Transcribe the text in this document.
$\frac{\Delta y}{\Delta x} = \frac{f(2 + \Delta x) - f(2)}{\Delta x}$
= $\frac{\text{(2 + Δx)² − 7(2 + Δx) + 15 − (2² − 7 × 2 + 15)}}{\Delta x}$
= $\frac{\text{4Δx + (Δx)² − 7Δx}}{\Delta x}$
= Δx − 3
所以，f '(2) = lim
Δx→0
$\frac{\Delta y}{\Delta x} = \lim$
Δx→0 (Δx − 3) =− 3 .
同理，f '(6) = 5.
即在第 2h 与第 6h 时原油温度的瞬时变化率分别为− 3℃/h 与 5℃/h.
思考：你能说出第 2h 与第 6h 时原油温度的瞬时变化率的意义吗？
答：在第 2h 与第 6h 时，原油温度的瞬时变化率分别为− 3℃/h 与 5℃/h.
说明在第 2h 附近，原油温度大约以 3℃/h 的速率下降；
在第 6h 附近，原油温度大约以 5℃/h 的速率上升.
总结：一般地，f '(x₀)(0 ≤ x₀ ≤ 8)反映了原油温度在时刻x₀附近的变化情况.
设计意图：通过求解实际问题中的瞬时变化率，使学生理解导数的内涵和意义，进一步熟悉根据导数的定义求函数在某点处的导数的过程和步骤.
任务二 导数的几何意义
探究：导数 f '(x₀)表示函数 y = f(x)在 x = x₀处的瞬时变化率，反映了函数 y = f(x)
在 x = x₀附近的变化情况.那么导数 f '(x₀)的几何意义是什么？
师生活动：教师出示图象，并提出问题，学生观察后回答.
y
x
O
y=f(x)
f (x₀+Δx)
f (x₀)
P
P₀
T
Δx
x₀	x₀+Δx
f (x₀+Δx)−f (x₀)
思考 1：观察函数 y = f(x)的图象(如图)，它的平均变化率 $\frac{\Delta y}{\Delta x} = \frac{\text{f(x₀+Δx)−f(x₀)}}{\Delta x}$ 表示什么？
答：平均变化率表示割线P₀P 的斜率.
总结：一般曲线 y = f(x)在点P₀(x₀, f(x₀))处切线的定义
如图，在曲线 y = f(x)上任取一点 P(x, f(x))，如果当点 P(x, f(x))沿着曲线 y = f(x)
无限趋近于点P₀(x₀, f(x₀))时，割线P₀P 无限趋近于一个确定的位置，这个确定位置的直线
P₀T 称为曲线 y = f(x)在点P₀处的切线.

==*==

### Work to do
Return all of the data exactly as it reads.

### Exercise output
Transcribe the text in this document.
$\frac{\Delta y}{\Delta x} = \frac{f(2 + \Delta x) - f(2)}{\Delta x}$
= $\frac{\text{(2 + Δx)² − 7(2 + Δx) + 15 − (2² − 7 × 2 + 15)}}{\Delta x}$
= $\frac{\text{4Δx + (Δx)² − 7Δx}}{\Delta x}$
= Δx − 3
所以，f '(2) = lim
Δx→0
$\frac{\Delta y}{\Delta x} = \lim$
Δx→0 (Δx − 3) =− 3 .
同理，f '(6) = 5.
即在第 2h 与第 6h 时原油温度的瞬时变化率分别为− 3℃/h 与 5℃/h.
思考：你能说出第 2h 与第 6h 时原油温度的瞬时变化率的意义吗？
答：在第 2h 与第 6h 时，原油温度的瞬时变化率分别为− 3℃/h 与 5℃/h.
说明在第 2h 附近，原油温度大约以 3℃/h 的速率下降；
在第 6h 附近，原油温度大约以 5℃/h 的速率上升.
总结：一般地，f '(x₀)(0 ≤ x₀ ≤ 8)反映了原油温度在时刻x₀附近的变化情况.
设计意图：通过求解实际问题中的瞬时变化率，使学生理解导数的内涵和意义，进一步熟悉根据导数的定义求函数在某点处的导数的过程和步骤.
任务二 导数的几何意义
探究：导数 f '(x₀)表示函数 y = f(x)在 x = x₀处的瞬时变化率，反映了函数 y = f(x)
在 x = x₀附近的变化情况.那么导数 f '(x₀)的几何意义是什么？
师生活动：教师出示图象，并提出问题，学生观察后回答.
y
x
O
y=f(x)
f (x₀+Δx)
f (x₀)
P
P₀
T
Δx
x₀	x₀+Δx
f (x₀+Δx)−f (x₀)
思考 1：观察函数 y = f(x)的图象(如图)，它的平均变化率 $\frac{\Delta y}{\Delta x} = \frac{\text{f(x₀+Δx)−f(x₀)}}{\Delta x}$ 表示什么？
答：平均变化率表示割线P₀P 的斜率.
总结：一般曲线 y = f(x)在点P₀(x₀, f(x₀))处切线的定义
如图，在曲线 y = f(x)上任取一点 P(x, f(x))，如果当点 P(x, f(x))沿着曲线 y = f(x)
无限趋近于点P₀(x₀, f(x₀))时，割线P₀P 无限趋近于一个确定的位置，这个确定位置的直线
P₀T 称为曲线 y = f(x)在点P₀处的切线.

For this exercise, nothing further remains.